┌──
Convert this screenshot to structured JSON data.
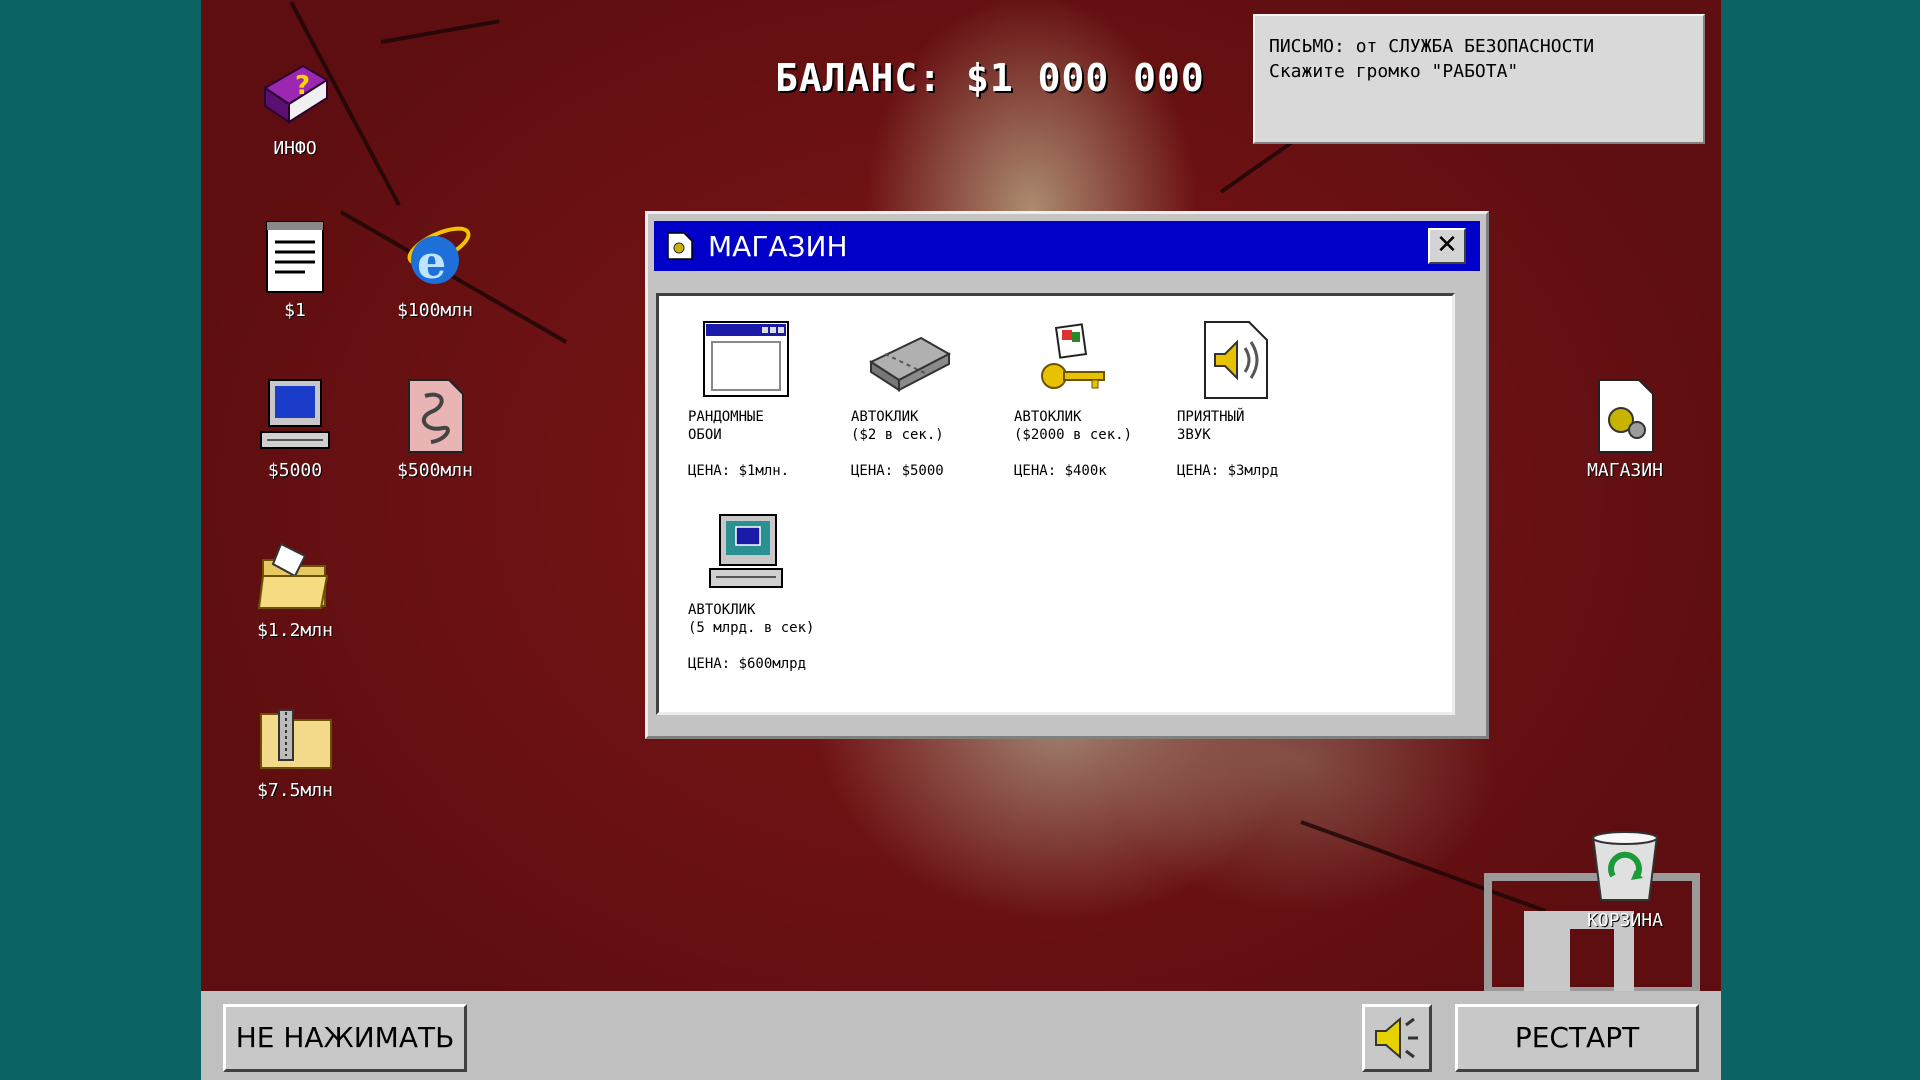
{
  "balance": "БАЛАНС: $1 000 000",
  "mail": {
    "line1": "ПИСЬМО: от СЛУЖБА БЕЗОПАСНОСТИ",
    "line2": "Скажите громко \"РАБОТА\""
  },
  "desktop_icons": [
    {
      "label": "ИНФО",
      "icon": "help-book-icon"
    },
    {
      "label": "$1",
      "icon": "notepad-icon"
    },
    {
      "label": "$100млн",
      "icon": "internet-explorer-icon"
    },
    {
      "label": "$5000",
      "icon": "computer-icon"
    },
    {
      "label": "$500млн",
      "icon": "script-icon"
    },
    {
      "label": "$1.2млн",
      "icon": "open-folder-icon"
    },
    {
      "label": "$7.5млн",
      "icon": "zip-folder-icon"
    },
    {
      "label": "МАГАЗИН",
      "icon": "settings-file-icon"
    },
    {
      "label": "КОРЗИНА",
      "icon": "recycle-bin-icon"
    }
  ],
  "shop": {
    "title": "МАГАЗИН",
    "close": "✕",
    "items": [
      {
        "name": "РАНДОМНЫЕ\nОБОИ",
        "price": "ЦЕНА: $1млн.",
        "icon": "window-icon"
      },
      {
        "name": "АВТОКЛИК\n($2 в сек.)",
        "price": "ЦЕНА: $5000",
        "icon": "memory-chip-icon"
      },
      {
        "name": "АВТОКЛИК\n($2000 в сек.)",
        "price": "ЦЕНА: $400к",
        "icon": "key-icon"
      },
      {
        "name": "ПРИЯТНЫЙ\nЗВУК",
        "price": "ЦЕНА: $3млрд",
        "icon": "sound-file-icon"
      },
      {
        "name": "АВТОКЛИК\n(5 млрд. в сек)",
        "price": "ЦЕНА: $600млрд",
        "icon": "computer-icon"
      }
    ]
  },
  "taskbar": {
    "dont_press": "НЕ НАЖИМАТЬ",
    "restart": "РЕСТАРТ",
    "sound_icon": "speaker-icon"
  },
  "colors": {
    "background": "#0c6363",
    "titlebar": "#0000c8",
    "wallpaper": "#7e1618"
  }
}
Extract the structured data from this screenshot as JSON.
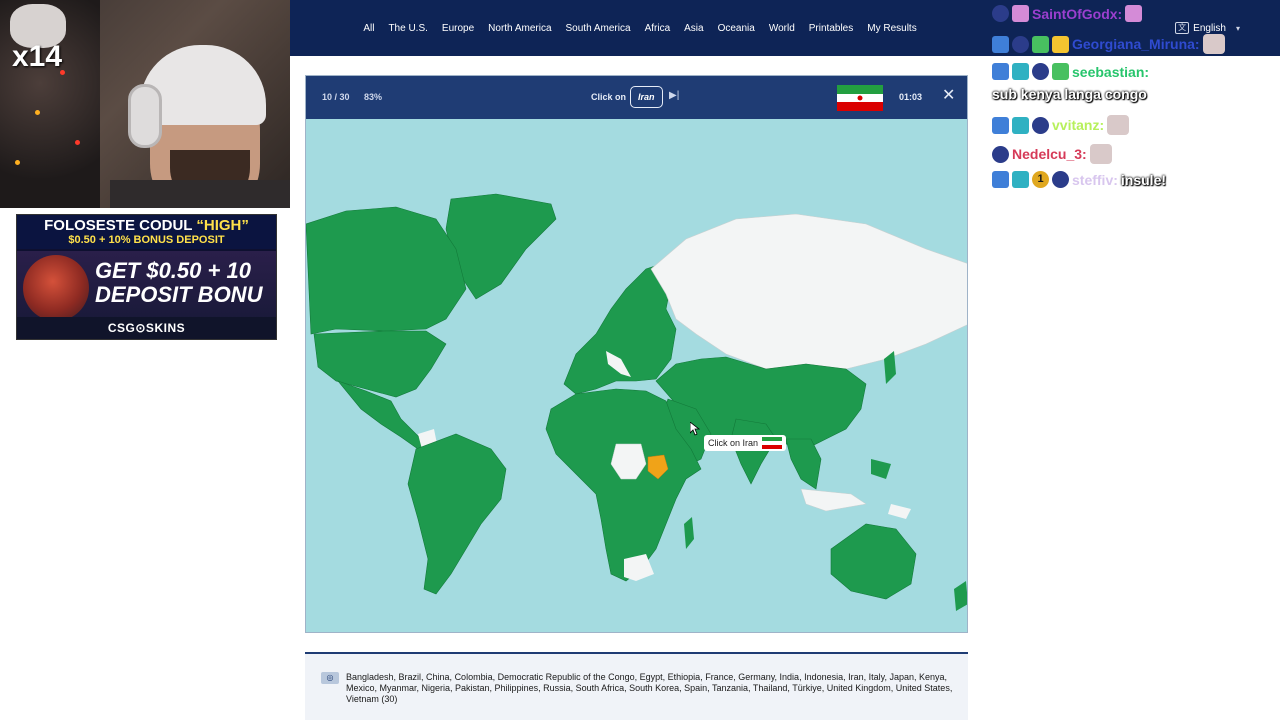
{
  "nav": {
    "links": [
      "All",
      "The U.S.",
      "Europe",
      "North America",
      "South America",
      "Africa",
      "Asia",
      "Oceania",
      "World",
      "Printables",
      "My Results"
    ],
    "language": "English"
  },
  "webcam": {
    "overlay_text": "x14"
  },
  "ad": {
    "line1_prefix": "FOLOSESTE CODUL",
    "line1_code": "“HIGH”",
    "line2": "$0.50 + 10% BONUS DEPOSIT",
    "big_line1": "GET $0.50 + 10",
    "big_line2": "DEPOSIT BONU",
    "footer": "CSG⊙SKINS"
  },
  "game": {
    "progress": "10 / 30",
    "score_percent": "83%",
    "prompt_prefix": "Click on",
    "target_country": "Iran",
    "timer": "01:03",
    "tooltip": "Click on Iran"
  },
  "answers": {
    "text": "Bangladesh, Brazil, China, Colombia, Democratic Republic of the Congo, Egypt, Ethiopia, France, Germany, India, Indonesia, Iran, Italy, Japan, Kenya, Mexico, Myanmar, Nigeria, Pakistan, Philippines, Russia, South Africa, South Korea, Spain, Tanzania, Thailand, Türkiye, United Kingdom, United States, Vietnam (30)"
  },
  "chat": {
    "messages": [
      {
        "user": "SaintOfGodx:",
        "text": ""
      },
      {
        "user": "Georgiana_Miruna:",
        "text": ""
      },
      {
        "user": "seebastian:",
        "text": "sub kenya langa congo"
      },
      {
        "user": "vvitanz:",
        "text": ""
      },
      {
        "user": "Nedelcu_3:",
        "text": ""
      },
      {
        "user": "steffiv:",
        "text": "insule!"
      }
    ],
    "gold_badge_number": "1"
  },
  "colors": {
    "nav_bg": "#0e2456",
    "card_head": "#1f3c74",
    "ocean": "#a4dbe0",
    "correct_country": "#1e9a4e",
    "unanswered_country": "#f3f5f5",
    "highlight_country": "#f0a318"
  }
}
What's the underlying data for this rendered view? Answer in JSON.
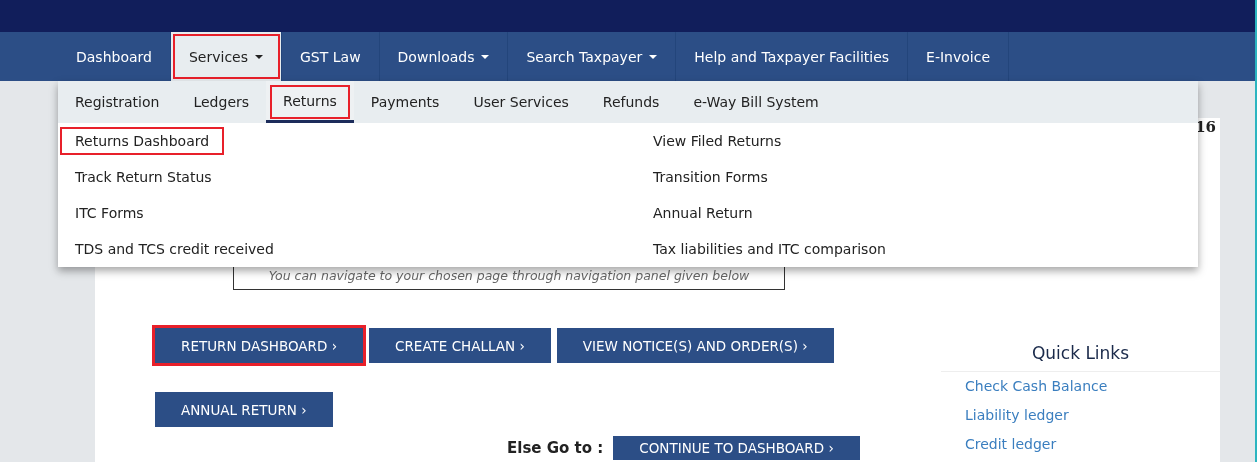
{
  "top_nav": [
    {
      "label": "Dashboard",
      "selected": false,
      "has_caret": false,
      "highlighted": false
    },
    {
      "label": "Services",
      "selected": true,
      "has_caret": true,
      "highlighted": true
    },
    {
      "label": "GST Law",
      "selected": false,
      "has_caret": false,
      "highlighted": false
    },
    {
      "label": "Downloads",
      "selected": false,
      "has_caret": true,
      "highlighted": false
    },
    {
      "label": "Search Taxpayer",
      "selected": false,
      "has_caret": true,
      "highlighted": false
    },
    {
      "label": "Help and Taxpayer Facilities",
      "selected": false,
      "has_caret": false,
      "highlighted": false
    },
    {
      "label": "E-Invoice",
      "selected": false,
      "has_caret": false,
      "highlighted": false
    }
  ],
  "submenu": [
    {
      "label": "Registration",
      "selected": false,
      "highlighted": false
    },
    {
      "label": "Ledgers",
      "selected": false,
      "highlighted": false
    },
    {
      "label": "Returns",
      "selected": true,
      "highlighted": true
    },
    {
      "label": "Payments",
      "selected": false,
      "highlighted": false
    },
    {
      "label": "User Services",
      "selected": false,
      "highlighted": false
    },
    {
      "label": "Refunds",
      "selected": false,
      "highlighted": false
    },
    {
      "label": "e-Way Bill System",
      "selected": false,
      "highlighted": false
    }
  ],
  "menu_columns": [
    [
      {
        "label": "Returns Dashboard",
        "highlighted": true
      },
      {
        "label": "Track Return Status",
        "highlighted": false
      },
      {
        "label": "ITC Forms",
        "highlighted": false
      },
      {
        "label": "TDS and TCS credit received",
        "highlighted": false
      }
    ],
    [
      {
        "label": "View Filed Returns",
        "highlighted": false
      },
      {
        "label": "Transition Forms",
        "highlighted": false
      },
      {
        "label": "Annual Return",
        "highlighted": false
      },
      {
        "label": "Tax liabilities and ITC comparison",
        "highlighted": false
      }
    ]
  ],
  "corner_text": "16",
  "hint": "You can navigate to your chosen page through navigation panel given below",
  "button_rows": [
    [
      {
        "label": "RETURN DASHBOARD ›",
        "highlighted": true
      },
      {
        "label": "CREATE CHALLAN ›",
        "highlighted": false
      },
      {
        "label": "VIEW NOTICE(S) AND ORDER(S) ›",
        "highlighted": false
      }
    ],
    [
      {
        "label": "ANNUAL RETURN ›",
        "highlighted": false
      }
    ]
  ],
  "else_go_to": "Else Go to :",
  "continue_button": "CONTINUE TO DASHBOARD ›",
  "quick_links": {
    "title": "Quick Links",
    "links": [
      "Check Cash Balance",
      "Liability ledger",
      "Credit ledger"
    ]
  }
}
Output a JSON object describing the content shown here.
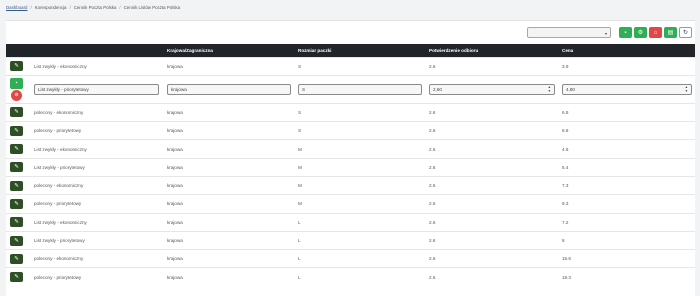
{
  "breadcrumb": {
    "items": [
      "Dashboard",
      "Korespondencja",
      "Cennik Poczta Polska",
      "Cennik Listów Poczta Polska"
    ],
    "separator": "/"
  },
  "toolbar": {
    "select_value": "",
    "buttons": [
      "save-icon",
      "columns-icon",
      "delete-icon",
      "export-icon",
      "refresh-icon"
    ]
  },
  "table": {
    "columns": [
      "",
      "Krajowa/Zagraniczna",
      "Rozmiar paczki",
      "Potwierdzenie odbioru",
      "Cena"
    ],
    "rows": [
      {
        "name": "List zwykły - ekonomiczny",
        "scope": "krajowa",
        "size": "S",
        "confirm": "2.6",
        "price": "3.9"
      },
      {
        "name": "List zwykły - priorytetowy",
        "scope": "krajowa",
        "size": "S",
        "confirm": "2,60",
        "price": "4,80",
        "editing": true
      },
      {
        "name": "polecony - ekonomiczny",
        "scope": "krajowa",
        "size": "S",
        "confirm": "2.6",
        "price": "6.8"
      },
      {
        "name": "polecony - priorytetowy",
        "scope": "krajowa",
        "size": "S",
        "confirm": "2.6",
        "price": "6.8"
      },
      {
        "name": "List zwykły - ekonomiczny",
        "scope": "krajowa",
        "size": "M",
        "confirm": "2.6",
        "price": "4.6"
      },
      {
        "name": "List zwykły - priorytetowy",
        "scope": "krajowa",
        "size": "M",
        "confirm": "2.6",
        "price": "5.4"
      },
      {
        "name": "polecony - ekonomiczny",
        "scope": "krajowa",
        "size": "M",
        "confirm": "2.6",
        "price": "7.3"
      },
      {
        "name": "polecony - priorytetowy",
        "scope": "krajowa",
        "size": "M",
        "confirm": "2.6",
        "price": "9.3"
      },
      {
        "name": "List zwykły - ekonomiczny",
        "scope": "krajowa",
        "size": "L",
        "confirm": "2.6",
        "price": "7.2"
      },
      {
        "name": "List zwykły - priorytetowy",
        "scope": "krajowa",
        "size": "L",
        "confirm": "2.6",
        "price": "8"
      },
      {
        "name": "polecony - ekonomiczny",
        "scope": "krajowa",
        "size": "L",
        "confirm": "2.6",
        "price": "15.6"
      },
      {
        "name": "polecony - priorytetowy",
        "scope": "krajowa",
        "size": "L",
        "confirm": "2.6",
        "price": "18.3"
      }
    ]
  },
  "colors": {
    "header_bg": "#212529",
    "edit_button": "#2e4e26",
    "save_green": "#2fae55",
    "delete_red": "#e04848"
  }
}
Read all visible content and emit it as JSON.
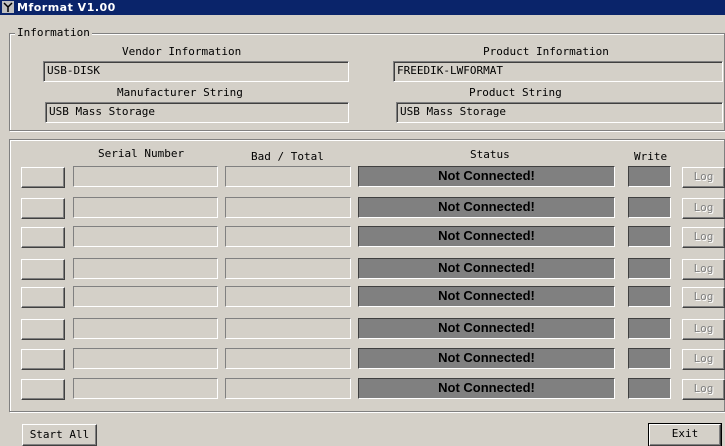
{
  "window": {
    "title": "Mformat V1.00"
  },
  "info": {
    "legend": "Information",
    "vendor_label": "Vendor Information",
    "vendor_value": "USB-DISK",
    "product_label": "Product Information",
    "product_value": "FREEDIK-LWFORMAT",
    "manufacturer_label": "Manufacturer String",
    "manufacturer_value": "USB Mass Storage",
    "product_string_label": "Product String",
    "product_string_value": "USB Mass Storage"
  },
  "ports": {
    "headers": {
      "serial": "Serial Number",
      "bad": "Bad / Total",
      "status": "Status",
      "write": "Write"
    },
    "rows": [
      {
        "status": "Not Connected!",
        "log": "Log"
      },
      {
        "status": "Not Connected!",
        "log": "Log"
      },
      {
        "status": "Not Connected!",
        "log": "Log"
      },
      {
        "status": "Not Connected!",
        "log": "Log"
      },
      {
        "status": "Not Connected!",
        "log": "Log"
      },
      {
        "status": "Not Connected!",
        "log": "Log"
      },
      {
        "status": "Not Connected!",
        "log": "Log"
      },
      {
        "status": "Not Connected!",
        "log": "Log"
      }
    ]
  },
  "footer": {
    "start_all": "Start All",
    "exit": "Exit"
  },
  "icons": {
    "app": "tool-icon"
  }
}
└──
■ Aim of the exercise:
Within the listing above, find every line containing the string "Mass" and return it.

■ Solution to this exercise:
    "manufacturer_value": "USB Mass Storage",
    "product_string_value": "USB Mass Storage"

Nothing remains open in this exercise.